Task statement: Scan the material and copy every line in which "JSON" appears.

===== Listed entries

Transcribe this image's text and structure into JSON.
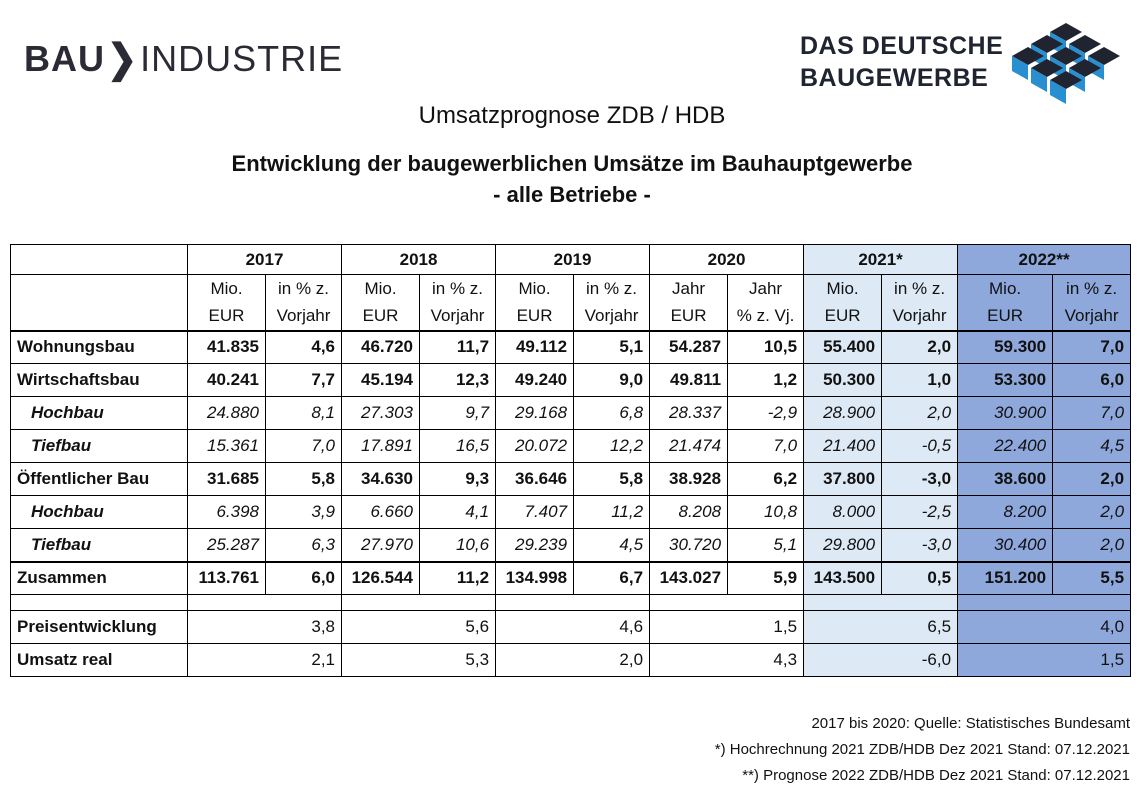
{
  "logo_left": {
    "bau": "BAU",
    "chev": "❯",
    "rest": "INDUSTRIE"
  },
  "logo_right": {
    "line1": "DAS DEUTSCHE",
    "line2": "BAUGEWERBE"
  },
  "subtitle": "Umsatzprognose ZDB / HDB",
  "title_line1": "Entwicklung der baugewerblichen Umsätze im Bauhauptgewerbe",
  "title_line2": "- alle Betriebe -",
  "years": [
    "2017",
    "2018",
    "2019",
    "2020",
    "2021*",
    "2022**"
  ],
  "sub1": [
    "Mio.",
    "in % z.",
    "Mio.",
    "in % z.",
    "Mio.",
    "in % z.",
    "Jahr",
    "Jahr",
    "Mio.",
    "in % z.",
    "Mio.",
    "in % z."
  ],
  "sub2": [
    "EUR",
    "Vorjahr",
    "EUR",
    "Vorjahr",
    "EUR",
    "Vorjahr",
    "EUR",
    "% z. Vj.",
    "EUR",
    "Vorjahr",
    "EUR",
    "Vorjahr"
  ],
  "rows": [
    {
      "label": "Wohnungsbau",
      "v": [
        "41.835",
        "4,6",
        "46.720",
        "11,7",
        "49.112",
        "5,1",
        "54.287",
        "10,5",
        "55.400",
        "2,0",
        "59.300",
        "7,0"
      ]
    },
    {
      "label": "Wirtschaftsbau",
      "v": [
        "40.241",
        "7,7",
        "45.194",
        "12,3",
        "49.240",
        "9,0",
        "49.811",
        "1,2",
        "50.300",
        "1,0",
        "53.300",
        "6,0"
      ]
    },
    {
      "label": "Hochbau",
      "v": [
        "24.880",
        "8,1",
        "27.303",
        "9,7",
        "29.168",
        "6,8",
        "28.337",
        "-2,9",
        "28.900",
        "2,0",
        "30.900",
        "7,0"
      ]
    },
    {
      "label": "Tiefbau",
      "v": [
        "15.361",
        "7,0",
        "17.891",
        "16,5",
        "20.072",
        "12,2",
        "21.474",
        "7,0",
        "21.400",
        "-0,5",
        "22.400",
        "4,5"
      ]
    },
    {
      "label": "Öffentlicher Bau",
      "v": [
        "31.685",
        "5,8",
        "34.630",
        "9,3",
        "36.646",
        "5,8",
        "38.928",
        "6,2",
        "37.800",
        "-3,0",
        "38.600",
        "2,0"
      ]
    },
    {
      "label": "Hochbau",
      "v": [
        "6.398",
        "3,9",
        "6.660",
        "4,1",
        "7.407",
        "11,2",
        "8.208",
        "10,8",
        "8.000",
        "-2,5",
        "8.200",
        "2,0"
      ]
    },
    {
      "label": "Tiefbau",
      "v": [
        "25.287",
        "6,3",
        "27.970",
        "10,6",
        "29.239",
        "4,5",
        "30.720",
        "5,1",
        "29.800",
        "-3,0",
        "30.400",
        "2,0"
      ]
    },
    {
      "label": "Zusammen",
      "v": [
        "113.761",
        "6,0",
        "126.544",
        "11,2",
        "134.998",
        "6,7",
        "143.027",
        "5,9",
        "143.500",
        "0,5",
        "151.200",
        "5,5"
      ]
    }
  ],
  "bottom_rows": [
    {
      "label": "Preisentwicklung",
      "v": [
        "3,8",
        "5,6",
        "4,6",
        "1,5",
        "6,5",
        "4,0"
      ]
    },
    {
      "label": "Umsatz real",
      "v": [
        "2,1",
        "5,3",
        "2,0",
        "4,3",
        "-6,0",
        "1,5"
      ]
    }
  ],
  "footer": [
    "2017 bis 2020: Quelle: Statistisches Bundesamt",
    "*) Hochrechnung 2021 ZDB/HDB Dez 2021 Stand: 07.12.2021",
    "**) Prognose 2022 ZDB/HDB Dez 2021 Stand: 07.12.2021"
  ],
  "colors": {
    "col2021": "#dde9f5",
    "col2022": "#8ea8dc",
    "cube_dark": "#1f2430",
    "cube_blue": "#2a8fd0"
  }
}
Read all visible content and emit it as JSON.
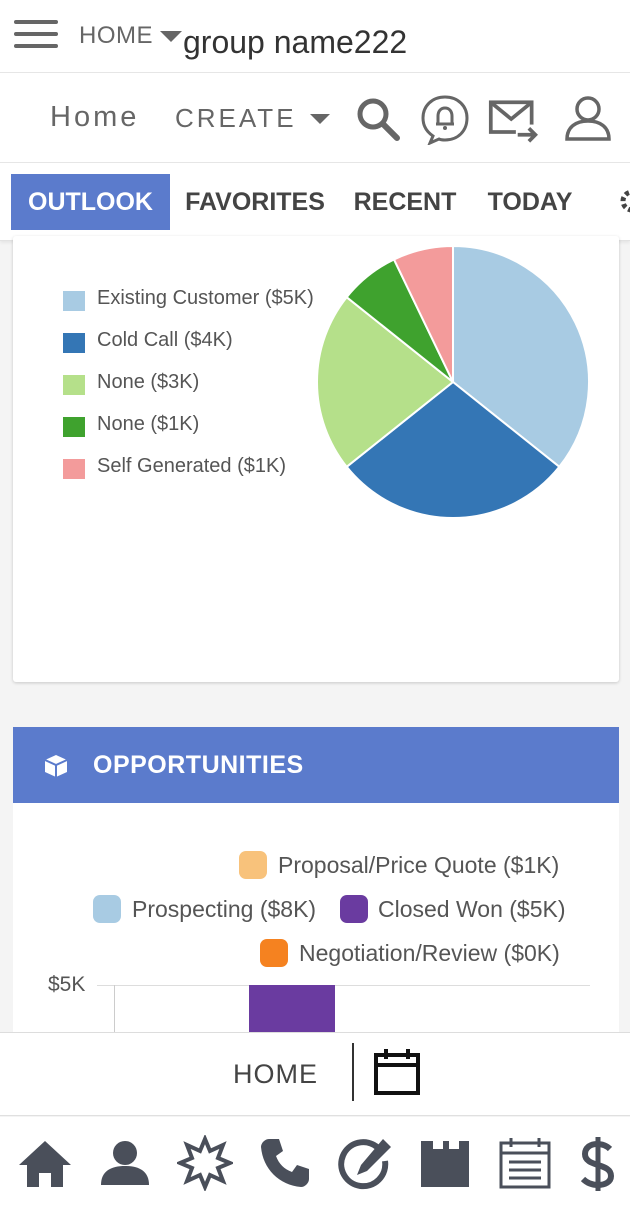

==========

Task response:
Transcribe this image's text and structure into JSON.
Read all visible content and emit it as JSON.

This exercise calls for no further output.